**What the task requires**
Will you quote all of the entries, word for word?

**Data shown**
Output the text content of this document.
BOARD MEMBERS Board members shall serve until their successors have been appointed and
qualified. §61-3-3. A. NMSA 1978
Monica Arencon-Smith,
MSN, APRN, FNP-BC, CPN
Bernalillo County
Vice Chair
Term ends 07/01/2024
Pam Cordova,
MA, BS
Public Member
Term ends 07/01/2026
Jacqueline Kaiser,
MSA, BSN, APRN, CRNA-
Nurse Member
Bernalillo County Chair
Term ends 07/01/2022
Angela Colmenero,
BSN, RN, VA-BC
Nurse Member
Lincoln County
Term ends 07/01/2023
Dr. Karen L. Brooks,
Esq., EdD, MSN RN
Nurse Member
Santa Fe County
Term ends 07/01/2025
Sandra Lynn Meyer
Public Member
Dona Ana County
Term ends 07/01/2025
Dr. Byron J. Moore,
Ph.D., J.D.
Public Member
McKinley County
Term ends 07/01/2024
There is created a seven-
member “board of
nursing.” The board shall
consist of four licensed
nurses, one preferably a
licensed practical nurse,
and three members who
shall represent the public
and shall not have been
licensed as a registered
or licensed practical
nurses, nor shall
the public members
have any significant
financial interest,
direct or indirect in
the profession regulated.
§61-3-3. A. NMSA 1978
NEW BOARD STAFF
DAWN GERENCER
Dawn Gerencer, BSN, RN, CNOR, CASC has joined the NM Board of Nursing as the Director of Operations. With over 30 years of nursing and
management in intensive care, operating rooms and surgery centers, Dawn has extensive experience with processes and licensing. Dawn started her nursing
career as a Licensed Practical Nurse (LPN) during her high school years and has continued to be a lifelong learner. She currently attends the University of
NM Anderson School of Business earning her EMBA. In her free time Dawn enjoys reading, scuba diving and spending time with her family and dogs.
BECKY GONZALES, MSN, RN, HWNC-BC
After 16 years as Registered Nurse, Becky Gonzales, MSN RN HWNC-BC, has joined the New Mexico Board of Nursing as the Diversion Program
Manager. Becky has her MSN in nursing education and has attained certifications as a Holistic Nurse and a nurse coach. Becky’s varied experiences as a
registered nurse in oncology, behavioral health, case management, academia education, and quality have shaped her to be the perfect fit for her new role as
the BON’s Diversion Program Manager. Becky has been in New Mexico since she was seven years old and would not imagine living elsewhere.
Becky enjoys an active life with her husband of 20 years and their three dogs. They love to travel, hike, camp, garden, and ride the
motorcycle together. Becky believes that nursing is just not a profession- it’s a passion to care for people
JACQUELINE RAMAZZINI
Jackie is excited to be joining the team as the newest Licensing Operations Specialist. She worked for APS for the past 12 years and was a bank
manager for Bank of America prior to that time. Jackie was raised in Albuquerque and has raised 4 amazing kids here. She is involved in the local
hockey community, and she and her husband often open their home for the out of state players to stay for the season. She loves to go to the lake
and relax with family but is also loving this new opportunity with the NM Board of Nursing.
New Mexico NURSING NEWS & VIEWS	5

**Reply to the exercise**
Output the text content of this document.
BOARD MEMBERS Board members shall serve until their successors have been appointed and
qualified. §61-3-3. A. NMSA 1978
Monica Arencon-Smith,
MSN, APRN, FNP-BC, CPN
Bernalillo County
Vice Chair
Term ends 07/01/2024
Pam Cordova,
MA, BS
Public Member
Term ends 07/01/2026
Jacqueline Kaiser,
MSA, BSN, APRN, CRNA-
Nurse Member
Bernalillo County Chair
Term ends 07/01/2022
Angela Colmenero,
BSN, RN, VA-BC
Nurse Member
Lincoln County
Term ends 07/01/2023
Dr. Karen L. Brooks,
Esq., EdD, MSN RN
Nurse Member
Santa Fe County
Term ends 07/01/2025
Sandra Lynn Meyer
Public Member
Dona Ana County
Term ends 07/01/2025
Dr. Byron J. Moore,
Ph.D., J.D.
Public Member
McKinley County
Term ends 07/01/2024
There is created a seven-
member “board of
nursing.” The board shall
consist of four licensed
nurses, one preferably a
licensed practical nurse,
and three members who
shall represent the public
and shall not have been
licensed as a registered
or licensed practical
nurses, nor shall
the public members
have any significant
financial interest,
direct or indirect in
the profession regulated.
§61-3-3. A. NMSA 1978
NEW BOARD STAFF
DAWN GERENCER
Dawn Gerencer, BSN, RN, CNOR, CASC has joined the NM Board of Nursing as the Director of Operations. With over 30 years of nursing and
management in intensive care, operating rooms and surgery centers, Dawn has extensive experience with processes and licensing. Dawn started her nursing
career as a Licensed Practical Nurse (LPN) during her high school years and has continued to be a lifelong learner. She currently attends the University of
NM Anderson School of Business earning her EMBA. In her free time Dawn enjoys reading, scuba diving and spending time with her family and dogs.
BECKY GONZALES, MSN, RN, HWNC-BC
After 16 years as Registered Nurse, Becky Gonzales, MSN RN HWNC-BC, has joined the New Mexico Board of Nursing as the Diversion Program
Manager. Becky has her MSN in nursing education and has attained certifications as a Holistic Nurse and a nurse coach. Becky’s varied experiences as a
registered nurse in oncology, behavioral health, case management, academia education, and quality have shaped her to be the perfect fit for her new role as
the BON’s Diversion Program Manager. Becky has been in New Mexico since she was seven years old and would not imagine living elsewhere.
Becky enjoys an active life with her husband of 20 years and their three dogs. They love to travel, hike, camp, garden, and ride the
motorcycle together. Becky believes that nursing is just not a profession- it’s a passion to care for people
JACQUELINE RAMAZZINI
Jackie is excited to be joining the team as the newest Licensing Operations Specialist. She worked for APS for the past 12 years and was a bank
manager for Bank of America prior to that time. Jackie was raised in Albuquerque and has raised 4 amazing kids here. She is involved in the local
hockey community, and she and her husband often open their home for the out of state players to stay for the season. She loves to go to the lake
and relax with family but is also loving this new opportunity with the NM Board of Nursing.
New Mexico NURSING NEWS & VIEWS	5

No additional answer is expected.